▶ Input data:
* * * * * * *
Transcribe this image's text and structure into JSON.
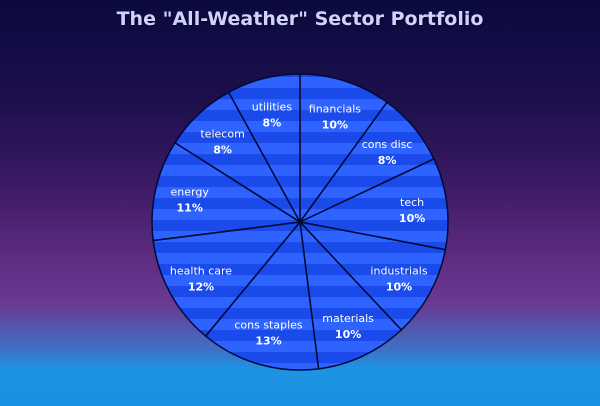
{
  "chart_data": {
    "type": "pie",
    "title": "The \"All-Weather\" Sector Portfolio",
    "slices": [
      {
        "label": "financials",
        "value": 10,
        "value_label": "10%"
      },
      {
        "label": "cons disc",
        "value": 8,
        "value_label": "8%"
      },
      {
        "label": "tech",
        "value": 10,
        "value_label": "10%"
      },
      {
        "label": "industrials",
        "value": 10,
        "value_label": "10%"
      },
      {
        "label": "materials",
        "value": 10,
        "value_label": "10%"
      },
      {
        "label": "cons staples",
        "value": 13,
        "value_label": "13%"
      },
      {
        "label": "health care",
        "value": 12,
        "value_label": "12%"
      },
      {
        "label": "energy",
        "value": 11,
        "value_label": "11%"
      },
      {
        "label": "telecom",
        "value": 8,
        "value_label": "8%"
      },
      {
        "label": "utilities",
        "value": 8,
        "value_label": "8%"
      }
    ],
    "start_angle_deg": 0,
    "direction": "clockwise",
    "colors": {
      "slice_fill": "#1a4bea",
      "slice_stripe": "#2e63ff",
      "slice_border": "#000a38",
      "label_text": "#ffffff",
      "title_text": "#cfd2ff"
    }
  }
}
* * * * * * *
▶ What is asked:
Quote every record above exactly, leaving out any pictures.

▶ Response to the task:
Transcribe this image's text and structure into JSON.
{
  "chart_data": {
    "type": "pie",
    "title": "The \"All-Weather\" Sector Portfolio",
    "slices": [
      {
        "label": "financials",
        "value": 10,
        "value_label": "10%"
      },
      {
        "label": "cons disc",
        "value": 8,
        "value_label": "8%"
      },
      {
        "label": "tech",
        "value": 10,
        "value_label": "10%"
      },
      {
        "label": "industrials",
        "value": 10,
        "value_label": "10%"
      },
      {
        "label": "materials",
        "value": 10,
        "value_label": "10%"
      },
      {
        "label": "cons staples",
        "value": 13,
        "value_label": "13%"
      },
      {
        "label": "health care",
        "value": 12,
        "value_label": "12%"
      },
      {
        "label": "energy",
        "value": 11,
        "value_label": "11%"
      },
      {
        "label": "telecom",
        "value": 8,
        "value_label": "8%"
      },
      {
        "label": "utilities",
        "value": 8,
        "value_label": "8%"
      }
    ],
    "start_angle_deg": 0,
    "direction": "clockwise",
    "colors": {
      "slice_fill": "#1a4bea",
      "slice_stripe": "#2e63ff",
      "slice_border": "#000a38",
      "label_text": "#ffffff",
      "title_text": "#cfd2ff"
    }
  }
}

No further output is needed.